§ **EXERCISE INPUTS**:

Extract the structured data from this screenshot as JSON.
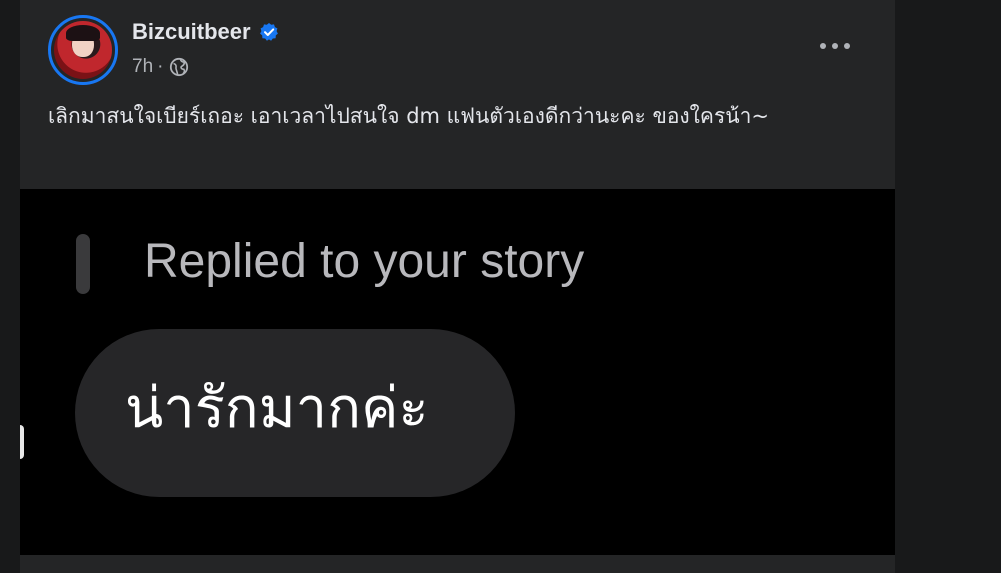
{
  "post": {
    "author": "Bizcuitbeer",
    "verified": true,
    "time": "7h",
    "separator": "·",
    "audience_icon": "globe-icon",
    "more_icon": "more-options-icon",
    "text": "เลิกมาสนใจเบียร์เถอะ เอาเวลาไปสนใจ dm แฟนตัวเองดีกว่านะคะ ของใครน้า~"
  },
  "media": {
    "reply_label": "Replied to your story",
    "message": "น่ารักมากค่ะ"
  },
  "colors": {
    "page_background": "#18191a",
    "card_background": "#242526",
    "primary_text": "#e4e6eb",
    "secondary_text": "#b0b3b8",
    "verified_blue": "#1877f2",
    "media_background": "#000000",
    "bubble_background": "#262628"
  }
}
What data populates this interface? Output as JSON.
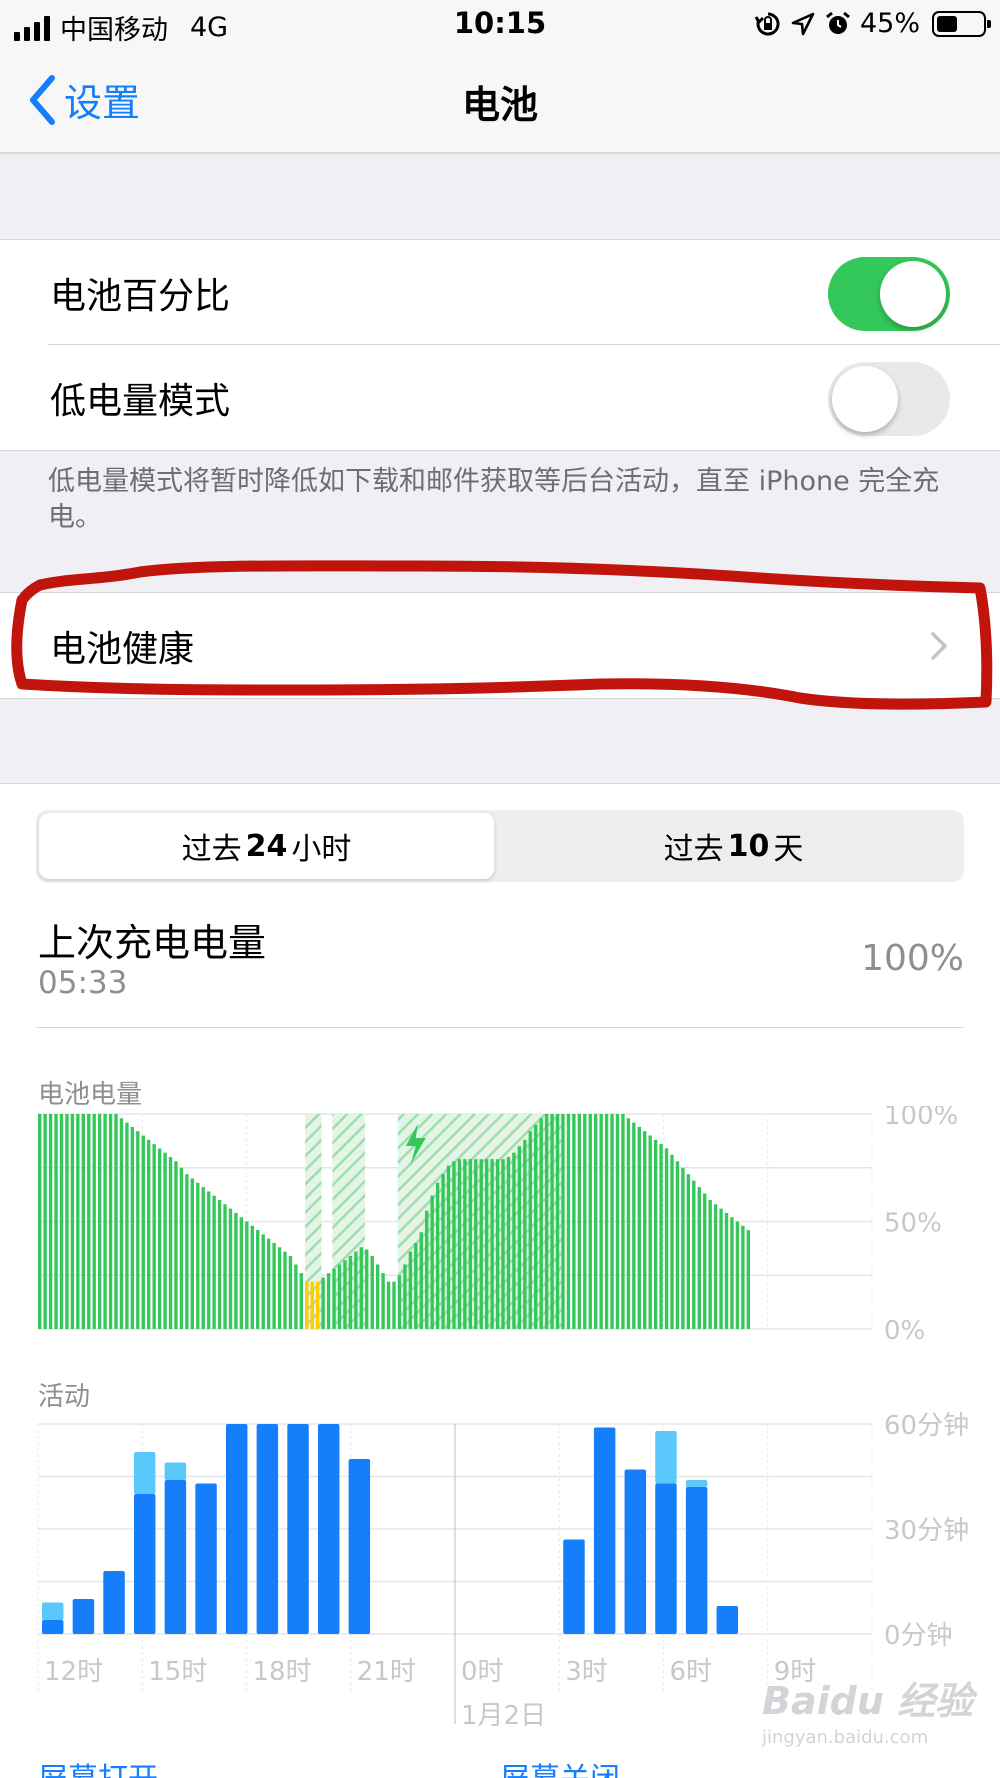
{
  "status_bar": {
    "carrier": "中国移动",
    "network": "4G",
    "time": "10:15",
    "battery_text": "45%",
    "battery_level": 0.45
  },
  "nav": {
    "back_label": "设置",
    "title": "电池"
  },
  "settings": {
    "battery_percentage": {
      "label": "电池百分比",
      "on": true
    },
    "low_power": {
      "label": "低电量模式",
      "on": false
    },
    "footnote": "低电量模式将暂时降低如下载和邮件获取等后台活动，直至 iPhone 完全充电。",
    "battery_health": {
      "label": "电池健康"
    }
  },
  "usage": {
    "tabs": [
      {
        "pre": "过去",
        "num": "24",
        "post": "小时",
        "active": true
      },
      {
        "pre": "过去",
        "num": "10",
        "post": "天",
        "active": false
      }
    ],
    "last_charge_title": "上次充电电量",
    "last_charge_time": "05:33",
    "last_charge_value": "100%",
    "footer_links": {
      "screen_on": "屏幕打开",
      "screen_off": "屏幕关闭"
    }
  },
  "colors": {
    "accent": "#147efb",
    "toggle_on": "#34c759",
    "battery_green": "#34c759",
    "low_battery": "#ffcc00",
    "activity_screen_on": "#147efb",
    "activity_screen_off": "#5ac8fa",
    "highlight_red": "#c0140c"
  },
  "chart_data": [
    {
      "type": "bar",
      "title": "电池电量",
      "y_ticks": [
        "100%",
        "50%",
        "0%"
      ],
      "ylim": [
        0,
        100
      ],
      "values": [
        100,
        100,
        100,
        100,
        100,
        100,
        100,
        100,
        100,
        100,
        100,
        100,
        100,
        100,
        100,
        98,
        96,
        94,
        92,
        90,
        88,
        86,
        84,
        82,
        80,
        78,
        75,
        72,
        70,
        68,
        66,
        64,
        62,
        60,
        58,
        56,
        54,
        52,
        50,
        48,
        46,
        44,
        42,
        40,
        38,
        36,
        34,
        30,
        26,
        22,
        22,
        22,
        24,
        26,
        28,
        30,
        32,
        34,
        36,
        38,
        37,
        34,
        30,
        26,
        22,
        22,
        25,
        30,
        36,
        40,
        45,
        55,
        62,
        68,
        72,
        76,
        78,
        79,
        79,
        79,
        79,
        79,
        79,
        79,
        79,
        79,
        80,
        82,
        85,
        88,
        92,
        95,
        98,
        100,
        100,
        100,
        100,
        100,
        100,
        100,
        100,
        100,
        100,
        100,
        100,
        100,
        100,
        100,
        98,
        96,
        94,
        92,
        90,
        88,
        86,
        84,
        81,
        78,
        75,
        72,
        69,
        66,
        63,
        60,
        58,
        56,
        54,
        52,
        50,
        48,
        46
      ],
      "low_indices": [
        49,
        50,
        51
      ],
      "charging_bands": [
        [
          49,
          51
        ],
        [
          54,
          59
        ],
        [
          66,
          80
        ],
        [
          80,
          95
        ]
      ]
    },
    {
      "type": "bar",
      "stacked": true,
      "title": "活动",
      "y_ticks": [
        "60分钟",
        "30分钟",
        "0分钟"
      ],
      "ylim": [
        0,
        60
      ],
      "x_tick_labels": [
        "12时",
        "15时",
        "18时",
        "21时",
        "0时",
        "3时",
        "6时",
        "9时"
      ],
      "date_label": "1月2日",
      "series": [
        {
          "name": "屏幕打开",
          "values": [
            4,
            10,
            18,
            40,
            44,
            43,
            60,
            60,
            60,
            60,
            50,
            0,
            0,
            0,
            0,
            0,
            0,
            27,
            59,
            47,
            43,
            42,
            8
          ]
        },
        {
          "name": "屏幕关闭",
          "values": [
            5,
            0,
            0,
            12,
            5,
            0,
            0,
            0,
            0,
            0,
            0,
            0,
            0,
            0,
            0,
            0,
            0,
            0,
            0,
            0,
            15,
            2,
            0
          ]
        }
      ]
    }
  ]
}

§ **WHAT TO PRODUCE**:
Every entry must be reproduced exactly, with the images left out.

§ **CORRECT RESULT**:
Extract the structured data from this screenshot as JSON.
{
  "post": {
    "author": "Bizcuitbeer",
    "verified": true,
    "time": "7h",
    "separator": "·",
    "audience_icon": "globe-icon",
    "more_icon": "more-options-icon",
    "text": "เลิกมาสนใจเบียร์เถอะ เอาเวลาไปสนใจ dm แฟนตัวเองดีกว่านะคะ ของใครน้า~"
  },
  "media": {
    "reply_label": "Replied to your story",
    "message": "น่ารักมากค่ะ"
  },
  "colors": {
    "page_background": "#18191a",
    "card_background": "#242526",
    "primary_text": "#e4e6eb",
    "secondary_text": "#b0b3b8",
    "verified_blue": "#1877f2",
    "media_background": "#000000",
    "bubble_background": "#262628"
  }
}
What data populates this interface? Output as JSON.
{
  "status_bar": {
    "carrier": "中国移动",
    "network": "4G",
    "time": "10:15",
    "battery_text": "45%",
    "battery_level": 0.45
  },
  "nav": {
    "back_label": "设置",
    "title": "电池"
  },
  "settings": {
    "battery_percentage": {
      "label": "电池百分比",
      "on": true
    },
    "low_power": {
      "label": "低电量模式",
      "on": false
    },
    "footnote": "低电量模式将暂时降低如下载和邮件获取等后台活动，直至 iPhone 完全充电。",
    "battery_health": {
      "label": "电池健康"
    }
  },
  "usage": {
    "tabs": [
      {
        "pre": "过去",
        "num": "24",
        "post": "小时",
        "active": true
      },
      {
        "pre": "过去",
        "num": "10",
        "post": "天",
        "active": false
      }
    ],
    "last_charge_title": "上次充电电量",
    "last_charge_time": "05:33",
    "last_charge_value": "100%",
    "footer_links": {
      "screen_on": "屏幕打开",
      "screen_off": "屏幕关闭"
    }
  },
  "colors": {
    "accent": "#147efb",
    "toggle_on": "#34c759",
    "battery_green": "#34c759",
    "low_battery": "#ffcc00",
    "activity_screen_on": "#147efb",
    "activity_screen_off": "#5ac8fa",
    "highlight_red": "#c0140c"
  },
  "chart_data": [
    {
      "type": "bar",
      "title": "电池电量",
      "y_ticks": [
        "100%",
        "50%",
        "0%"
      ],
      "ylim": [
        0,
        100
      ],
      "values": [
        100,
        100,
        100,
        100,
        100,
        100,
        100,
        100,
        100,
        100,
        100,
        100,
        100,
        100,
        100,
        98,
        96,
        94,
        92,
        90,
        88,
        86,
        84,
        82,
        80,
        78,
        75,
        72,
        70,
        68,
        66,
        64,
        62,
        60,
        58,
        56,
        54,
        52,
        50,
        48,
        46,
        44,
        42,
        40,
        38,
        36,
        34,
        30,
        26,
        22,
        22,
        22,
        24,
        26,
        28,
        30,
        32,
        34,
        36,
        38,
        37,
        34,
        30,
        26,
        22,
        22,
        25,
        30,
        36,
        40,
        45,
        55,
        62,
        68,
        72,
        76,
        78,
        79,
        79,
        79,
        79,
        79,
        79,
        79,
        79,
        79,
        80,
        82,
        85,
        88,
        92,
        95,
        98,
        100,
        100,
        100,
        100,
        100,
        100,
        100,
        100,
        100,
        100,
        100,
        100,
        100,
        100,
        100,
        98,
        96,
        94,
        92,
        90,
        88,
        86,
        84,
        81,
        78,
        75,
        72,
        69,
        66,
        63,
        60,
        58,
        56,
        54,
        52,
        50,
        48,
        46
      ],
      "low_indices": [
        49,
        50,
        51
      ],
      "charging_bands": [
        [
          49,
          51
        ],
        [
          54,
          59
        ],
        [
          66,
          80
        ],
        [
          80,
          95
        ]
      ]
    },
    {
      "type": "bar",
      "stacked": true,
      "title": "活动",
      "y_ticks": [
        "60分钟",
        "30分钟",
        "0分钟"
      ],
      "ylim": [
        0,
        60
      ],
      "x_tick_labels": [
        "12时",
        "15时",
        "18时",
        "21时",
        "0时",
        "3时",
        "6时",
        "9时"
      ],
      "date_label": "1月2日",
      "series": [
        {
          "name": "屏幕打开",
          "values": [
            4,
            10,
            18,
            40,
            44,
            43,
            60,
            60,
            60,
            60,
            50,
            0,
            0,
            0,
            0,
            0,
            0,
            27,
            59,
            47,
            43,
            42,
            8
          ]
        },
        {
          "name": "屏幕关闭",
          "values": [
            5,
            0,
            0,
            12,
            5,
            0,
            0,
            0,
            0,
            0,
            0,
            0,
            0,
            0,
            0,
            0,
            0,
            0,
            0,
            0,
            15,
            2,
            0
          ]
        }
      ]
    }
  ]
}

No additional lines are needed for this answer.